PROBLEM STATEMENT:
Leaving nothing out, print each line of the material exactly.

**** INFORMATION

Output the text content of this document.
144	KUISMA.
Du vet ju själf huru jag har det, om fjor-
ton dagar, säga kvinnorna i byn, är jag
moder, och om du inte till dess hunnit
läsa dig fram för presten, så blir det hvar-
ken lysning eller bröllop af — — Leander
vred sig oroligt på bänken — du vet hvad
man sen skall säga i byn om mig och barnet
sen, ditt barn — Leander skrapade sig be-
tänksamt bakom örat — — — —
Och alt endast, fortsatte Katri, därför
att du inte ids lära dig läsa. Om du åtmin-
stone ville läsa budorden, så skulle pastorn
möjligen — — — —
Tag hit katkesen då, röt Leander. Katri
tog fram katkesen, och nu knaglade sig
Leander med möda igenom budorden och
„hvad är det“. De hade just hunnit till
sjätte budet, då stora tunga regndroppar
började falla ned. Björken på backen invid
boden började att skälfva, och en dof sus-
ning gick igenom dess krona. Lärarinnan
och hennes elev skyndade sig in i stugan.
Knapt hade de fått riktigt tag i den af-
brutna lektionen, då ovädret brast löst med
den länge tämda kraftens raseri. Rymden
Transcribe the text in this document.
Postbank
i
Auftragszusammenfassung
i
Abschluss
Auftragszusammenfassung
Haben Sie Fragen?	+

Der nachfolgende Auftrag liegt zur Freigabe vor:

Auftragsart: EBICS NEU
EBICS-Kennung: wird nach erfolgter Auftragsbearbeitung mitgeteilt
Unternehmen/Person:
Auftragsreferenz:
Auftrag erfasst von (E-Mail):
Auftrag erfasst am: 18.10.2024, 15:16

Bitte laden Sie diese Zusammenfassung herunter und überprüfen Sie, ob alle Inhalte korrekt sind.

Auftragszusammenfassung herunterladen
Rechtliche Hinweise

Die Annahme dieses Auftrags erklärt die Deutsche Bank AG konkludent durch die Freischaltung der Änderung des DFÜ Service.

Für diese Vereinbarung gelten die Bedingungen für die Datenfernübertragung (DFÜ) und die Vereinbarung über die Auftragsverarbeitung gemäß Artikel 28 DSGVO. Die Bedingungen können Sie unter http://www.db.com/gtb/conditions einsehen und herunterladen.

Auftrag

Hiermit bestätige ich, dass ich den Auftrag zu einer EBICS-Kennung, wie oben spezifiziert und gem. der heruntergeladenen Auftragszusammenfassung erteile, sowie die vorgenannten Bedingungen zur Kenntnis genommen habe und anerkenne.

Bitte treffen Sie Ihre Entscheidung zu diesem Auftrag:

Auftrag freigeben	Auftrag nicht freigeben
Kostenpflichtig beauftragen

********

SOLUTION FOR THIS EXERCISE:
Output the text content of this document.
144	KUISMA.
Du vet ju själf huru jag har det, om fjor-
ton dagar, säga kvinnorna i byn, är jag
moder, och om du inte till dess hunnit
läsa dig fram för presten, så blir det hvar-
ken lysning eller bröllop af — — Leander
vred sig oroligt på bänken — du vet hvad
man sen skall säga i byn om mig och barnet
sen, ditt barn — Leander skrapade sig be-
tänksamt bakom örat — — — —
Och alt endast, fortsatte Katri, därför
att du inte ids lära dig läsa. Om du åtmin-
stone ville läsa budorden, så skulle pastorn
möjligen — — — —
Tag hit katkesen då, röt Leander. Katri
tog fram katkesen, och nu knaglade sig
Leander med möda igenom budorden och
„hvad är det“. De hade just hunnit till
sjätte budet, då stora tunga regndroppar
började falla ned. Björken på backen invid
boden började att skälfva, och en dof sus-
ning gick igenom dess krona. Lärarinnan
och hennes elev skyndade sig in i stugan.
Knapt hade de fått riktigt tag i den af-
brutna lektionen, då ovädret brast löst med
den länge tämda kraftens raseri. Rymden
Transcribe the text in this document.
Postbank
i
Auftragszusammenfassung
i
Abschluss
Auftragszusammenfassung
Haben Sie Fragen?	+

Der nachfolgende Auftrag liegt zur Freigabe vor:

Auftragsart: EBICS NEU
EBICS-Kennung: wird nach erfolgter Auftragsbearbeitung mitgeteilt
Unternehmen/Person:
Auftragsreferenz:
Auftrag erfasst von (E-Mail):
Auftrag erfasst am: 18.10.2024, 15:16

Bitte laden Sie diese Zusammenfassung herunter und überprüfen Sie, ob alle Inhalte korrekt sind.

Auftragszusammenfassung herunterladen
Rechtliche Hinweise

Die Annahme dieses Auftrags erklärt die Deutsche Bank AG konkludent durch die Freischaltung der Änderung des DFÜ Service.

Für diese Vereinbarung gelten die Bedingungen für die Datenfernübertragung (DFÜ) und die Vereinbarung über die Auftragsverarbeitung gemäß Artikel 28 DSGVO. Die Bedingungen können Sie unter http://www.db.com/gtb/conditions einsehen und herunterladen.

Auftrag

Hiermit bestätige ich, dass ich den Auftrag zu einer EBICS-Kennung, wie oben spezifiziert und gem. der heruntergeladenen Auftragszusammenfassung erteile, sowie die vorgenannten Bedingungen zur Kenntnis genommen habe und anerkenne.

Bitte treffen Sie Ihre Entscheidung zu diesem Auftrag:

Auftrag freigeben	Auftrag nicht freigeben
Kostenpflichtig beauftragen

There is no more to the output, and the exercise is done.